▸ **BRANO DEL DOCUMENTO**
★ ★ ★
L'Associazione Culturale Diego De Minicis. Dall'incontro con le tavole di Petriolo alle giornate odierne
Gianfrancesco Berchiesi
Nel 2005, dopo il mio pensionamento, invitato dal Comune di Petriolo a riordinare il materiale cartaceo che giaceva in una confusione incredibile in due luoghi distinti, mi sono imbattuto in due antichità molte preziose ai miei occhi abituati a leggere quanto di più recente l’Editoria mettesse a disposizione: i CATASTI settecenteschi dell’agrimensore maceratese Pietro Tartufari del 1732, insieme agli editti cardinalizi connessi, e le tavole acquerellate di Antonio Mollari, cinque in tutto, che erano appese incorniciate nella sala consiliare del Comune. Una di queste, avendo il vetro rotto era stata portata in cantina, luogo umido e pieno di muffe.
★ ★ ★
Dati su elementi e regioni:
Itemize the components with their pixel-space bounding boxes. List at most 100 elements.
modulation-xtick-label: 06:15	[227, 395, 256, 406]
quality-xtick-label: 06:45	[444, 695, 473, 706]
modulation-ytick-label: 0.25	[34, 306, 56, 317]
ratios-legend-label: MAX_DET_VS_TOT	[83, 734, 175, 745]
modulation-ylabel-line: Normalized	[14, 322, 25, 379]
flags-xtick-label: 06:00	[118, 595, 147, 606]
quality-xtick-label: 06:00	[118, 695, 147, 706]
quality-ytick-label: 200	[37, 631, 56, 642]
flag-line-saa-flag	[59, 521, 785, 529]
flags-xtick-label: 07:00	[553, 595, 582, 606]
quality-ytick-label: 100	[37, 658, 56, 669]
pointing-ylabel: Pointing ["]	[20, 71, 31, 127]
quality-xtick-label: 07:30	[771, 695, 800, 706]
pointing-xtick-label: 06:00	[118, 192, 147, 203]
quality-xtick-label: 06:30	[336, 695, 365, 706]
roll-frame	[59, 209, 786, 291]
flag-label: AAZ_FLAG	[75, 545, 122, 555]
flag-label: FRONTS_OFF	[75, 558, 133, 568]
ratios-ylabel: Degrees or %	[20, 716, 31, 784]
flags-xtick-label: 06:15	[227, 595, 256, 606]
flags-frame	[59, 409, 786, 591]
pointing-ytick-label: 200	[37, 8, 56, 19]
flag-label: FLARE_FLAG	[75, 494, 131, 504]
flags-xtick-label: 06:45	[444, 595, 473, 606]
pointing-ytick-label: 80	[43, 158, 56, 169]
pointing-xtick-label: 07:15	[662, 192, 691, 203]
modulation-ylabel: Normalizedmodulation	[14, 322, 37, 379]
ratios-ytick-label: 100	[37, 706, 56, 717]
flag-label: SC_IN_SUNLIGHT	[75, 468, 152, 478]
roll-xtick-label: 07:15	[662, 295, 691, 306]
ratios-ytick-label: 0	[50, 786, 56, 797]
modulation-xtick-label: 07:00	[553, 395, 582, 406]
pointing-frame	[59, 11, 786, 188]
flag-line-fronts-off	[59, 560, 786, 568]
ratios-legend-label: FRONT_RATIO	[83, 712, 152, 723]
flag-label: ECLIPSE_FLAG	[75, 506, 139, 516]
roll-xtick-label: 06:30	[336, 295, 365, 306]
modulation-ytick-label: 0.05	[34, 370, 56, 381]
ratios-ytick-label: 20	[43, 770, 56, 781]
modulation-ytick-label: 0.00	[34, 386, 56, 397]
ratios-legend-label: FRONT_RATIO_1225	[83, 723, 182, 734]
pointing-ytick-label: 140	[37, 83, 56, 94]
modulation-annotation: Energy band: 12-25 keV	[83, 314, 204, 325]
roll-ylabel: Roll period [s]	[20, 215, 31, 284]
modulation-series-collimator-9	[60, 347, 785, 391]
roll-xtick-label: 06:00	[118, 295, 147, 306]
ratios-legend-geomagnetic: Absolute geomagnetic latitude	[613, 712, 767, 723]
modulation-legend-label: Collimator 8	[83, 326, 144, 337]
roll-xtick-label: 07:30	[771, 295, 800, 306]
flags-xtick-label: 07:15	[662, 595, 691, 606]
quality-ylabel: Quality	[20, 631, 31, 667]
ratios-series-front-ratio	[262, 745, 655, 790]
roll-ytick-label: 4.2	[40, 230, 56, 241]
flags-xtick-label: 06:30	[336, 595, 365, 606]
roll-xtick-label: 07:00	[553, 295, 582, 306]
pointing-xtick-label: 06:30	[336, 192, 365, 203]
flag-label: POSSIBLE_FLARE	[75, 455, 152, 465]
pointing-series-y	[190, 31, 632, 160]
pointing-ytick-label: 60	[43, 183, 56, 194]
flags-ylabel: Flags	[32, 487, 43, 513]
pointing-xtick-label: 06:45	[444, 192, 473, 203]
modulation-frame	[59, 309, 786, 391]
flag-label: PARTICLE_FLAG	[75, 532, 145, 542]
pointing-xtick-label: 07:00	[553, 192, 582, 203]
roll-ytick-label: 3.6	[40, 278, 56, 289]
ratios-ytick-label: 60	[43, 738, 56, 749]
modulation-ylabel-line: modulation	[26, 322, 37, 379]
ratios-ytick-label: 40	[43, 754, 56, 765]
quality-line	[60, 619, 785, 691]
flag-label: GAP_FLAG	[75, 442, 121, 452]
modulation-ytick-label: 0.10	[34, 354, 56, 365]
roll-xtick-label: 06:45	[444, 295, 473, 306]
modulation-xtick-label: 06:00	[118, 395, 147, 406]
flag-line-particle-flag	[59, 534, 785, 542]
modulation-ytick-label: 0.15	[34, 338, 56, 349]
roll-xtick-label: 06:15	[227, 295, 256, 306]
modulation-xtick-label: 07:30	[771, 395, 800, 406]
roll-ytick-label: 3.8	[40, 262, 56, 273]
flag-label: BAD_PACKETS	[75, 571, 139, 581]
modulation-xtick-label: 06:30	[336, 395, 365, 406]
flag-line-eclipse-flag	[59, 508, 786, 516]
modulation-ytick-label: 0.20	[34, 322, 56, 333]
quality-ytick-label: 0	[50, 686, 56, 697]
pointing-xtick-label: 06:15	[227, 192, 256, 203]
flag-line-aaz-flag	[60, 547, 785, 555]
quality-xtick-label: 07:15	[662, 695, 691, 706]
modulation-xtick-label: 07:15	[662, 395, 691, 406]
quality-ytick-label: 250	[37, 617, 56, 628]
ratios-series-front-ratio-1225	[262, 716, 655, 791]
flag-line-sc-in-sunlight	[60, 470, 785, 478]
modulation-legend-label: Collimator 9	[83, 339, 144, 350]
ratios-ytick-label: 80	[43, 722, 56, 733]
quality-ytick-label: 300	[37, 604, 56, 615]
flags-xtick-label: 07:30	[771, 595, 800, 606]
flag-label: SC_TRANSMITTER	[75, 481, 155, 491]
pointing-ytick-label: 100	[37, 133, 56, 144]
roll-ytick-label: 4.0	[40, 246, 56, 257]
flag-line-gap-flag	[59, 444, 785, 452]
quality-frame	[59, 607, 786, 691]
★ ★ ★
▸ **COMPLETA QUANTO SEGUE**
A: Rispondi a queste domande sul brano sulle tavole di Petriolo:
(i) Quale associazione culturale è nominata nel titolo?
(ii) Di quale anno sono i catasti dell'agrimensore Pietro Tartufari?
(iii) Quante erano in tutto le tavole acquerellate di Antonio Mollari?
B: Riscrivi il brano sulle tavole di Petriolo da "L'Associazione Culturale Diego" a "pieno di muffe.", mettendo "soffitta" al posto di "cantina".
C: Prosegui il brano sulle tavole di Petriolo a partire dalla sua ultima frase.

▸ **RISPOSTE**
A:
(i) L'Associazione Culturale Diego De Minicis.
(ii) Del 1732.
(iii) Cinque.

B:
L'Associazione Culturale Diego De Minicis. Dall'incontro con le tavole di Petriolo alle giornate odierne
Gianfrancesco Berchiesi
Nel 2005, dopo il mio pensionamento, invitato dal Comune di Petriolo a riordinare il materiale cartaceo che giaceva in una confusione incredibile in due luoghi distinti, mi sono imbattuto in due antichità molte preziose ai miei occhi abituati a leggere quanto di più recente l’Editoria mettesse a disposizione: i CATASTI settecenteschi dell’agrimensore maceratese Pietro Tartufari del 1732, insieme agli editti cardinalizi connessi, e le tavole acquerellate di Antonio Mollari, cinque in tutto, che erano appese incorniciate nella sala consiliare del Comune. Una di queste, avendo il vetro rotto era stata portata in soffitta, luogo umido e pieno di muffe.

C:
Questi due ritrovamenti sono stati l’incipit di un percorso che mi ha spinto a fondare un’Associazione a cui abbiamo dato il nome del brillante e sfortunato scultore Diego De Minicis, strappato alla vita da una granata in una guerra disumana. Il nostro compito è ricercare, salvare, togliere dall’oblio. Nacque così la prima manifestazione su Antonio Mollari del 2006 (Antonio Mollari tecnico ed artista), che ha avuto il merito di riparlare di lui, di legare le tavole di Petriolo al resto della sua attività e di unire due energie pulsanti: quella del Prof. Cruciani Fabozzi e la mia, che dal quel momento si sono impegnate per ricostruire Mollari. Per chi deve presentare Mollari ad una scolaresca o ai partecipanti ad un incontro culturale sorge il problema: come presentarlo? La parola infatti non è solo suono, ma è forza evocatrice: architetto o ingegnere evocano mondi diversi alla gente comune. Era architetto o ingegnere? Mi hanno chiesto i visitatori del piccolo museo di Petriolo e gli studenti stessi. Costruire ponti o strade era un ripiego per l’architetto Mollari? Domanda difficile!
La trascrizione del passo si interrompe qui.